**QUOTED TEXT:**
━━━

How to evaluate an agent

Table of Contents

“It works on my prompt” is where most agent evaluation starts and stops. You run the agent on a task you have in your head, read the final message, decide it looks right, and ship. This holds up until the agent meets a task you didn’t think of — and then you have no way to tell whether a change made things better or worse.

Scoring an agent is not the same as scoring a single model call. A model call has one input and one output; you grade the output. An agent has a goal, calls tools, reads results, changes state, and decides when to stop. The final answer is only part of what you’re grading. The path matters too: which tools it called, in what order, and whether it recovered when something broke.

So the first question is what to measure.

What to measure #

I find it useful to split the metrics into three layers.

━━━

**TASKS TO PERFORM:**
a) Copy everything from "Table of Contents" down to "what to measure." in the agent-evaluation text, switching "tools" to "functions".
b) List every line of the listing that contains the string "site".
The listing is unrelated to the agent-evaluation text.

━━━

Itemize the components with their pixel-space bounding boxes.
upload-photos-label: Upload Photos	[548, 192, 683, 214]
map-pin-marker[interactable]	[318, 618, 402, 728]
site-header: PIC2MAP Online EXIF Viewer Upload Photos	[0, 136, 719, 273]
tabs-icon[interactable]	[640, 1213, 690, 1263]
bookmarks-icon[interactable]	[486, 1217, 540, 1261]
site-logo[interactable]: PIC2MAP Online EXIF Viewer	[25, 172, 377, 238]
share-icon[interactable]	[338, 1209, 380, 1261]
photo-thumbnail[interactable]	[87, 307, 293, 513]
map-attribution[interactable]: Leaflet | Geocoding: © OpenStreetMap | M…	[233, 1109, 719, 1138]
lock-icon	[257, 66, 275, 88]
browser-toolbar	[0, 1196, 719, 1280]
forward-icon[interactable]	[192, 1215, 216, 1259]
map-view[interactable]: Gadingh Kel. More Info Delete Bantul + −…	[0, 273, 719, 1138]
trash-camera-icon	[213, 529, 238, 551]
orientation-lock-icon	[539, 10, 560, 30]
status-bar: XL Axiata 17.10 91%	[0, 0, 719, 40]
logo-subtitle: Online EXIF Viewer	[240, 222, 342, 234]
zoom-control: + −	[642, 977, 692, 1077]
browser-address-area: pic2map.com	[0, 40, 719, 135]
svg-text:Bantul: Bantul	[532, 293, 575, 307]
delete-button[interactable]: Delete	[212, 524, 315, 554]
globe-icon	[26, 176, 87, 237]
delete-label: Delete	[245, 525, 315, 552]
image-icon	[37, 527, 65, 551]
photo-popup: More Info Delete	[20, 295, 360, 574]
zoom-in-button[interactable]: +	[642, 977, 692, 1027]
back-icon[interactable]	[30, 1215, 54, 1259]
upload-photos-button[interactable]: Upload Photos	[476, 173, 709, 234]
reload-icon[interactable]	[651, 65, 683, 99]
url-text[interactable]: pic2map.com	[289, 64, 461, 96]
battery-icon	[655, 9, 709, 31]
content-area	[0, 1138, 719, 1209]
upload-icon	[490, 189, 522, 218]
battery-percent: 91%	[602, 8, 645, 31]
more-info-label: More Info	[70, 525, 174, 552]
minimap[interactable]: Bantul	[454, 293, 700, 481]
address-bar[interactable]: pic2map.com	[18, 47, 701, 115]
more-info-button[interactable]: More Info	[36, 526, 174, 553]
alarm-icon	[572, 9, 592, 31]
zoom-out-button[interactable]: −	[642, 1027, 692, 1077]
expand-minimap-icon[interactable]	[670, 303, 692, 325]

━━━

**LIST OF SOLUTIONS:**
a)
Table of Contents

“It works on my prompt” is where most agent evaluation starts and stops. You run the agent on a task you have in your head, read the final message, decide it looks right, and ship. This holds up until the agent meets a task you didn’t think of — and then you have no way to tell whether a change made things better or worse.

Scoring an agent is not the same as scoring a single model call. A model call has one input and one output; you grade the output. An agent has a goal, calls functions, reads results, changes state, and decides when to stop. The final answer is only part of what you’re grading. The path matters too: which functions it called, in what order, and whether it recovered when something broke.

So the first question is what to measure.

b)
site-header: PIC2MAP Online EXIF Viewer Upload Photos	[0, 136, 719, 273]
site-logo[interactable]: PIC2MAP Online EXIF Viewer	[25, 172, 377, 238]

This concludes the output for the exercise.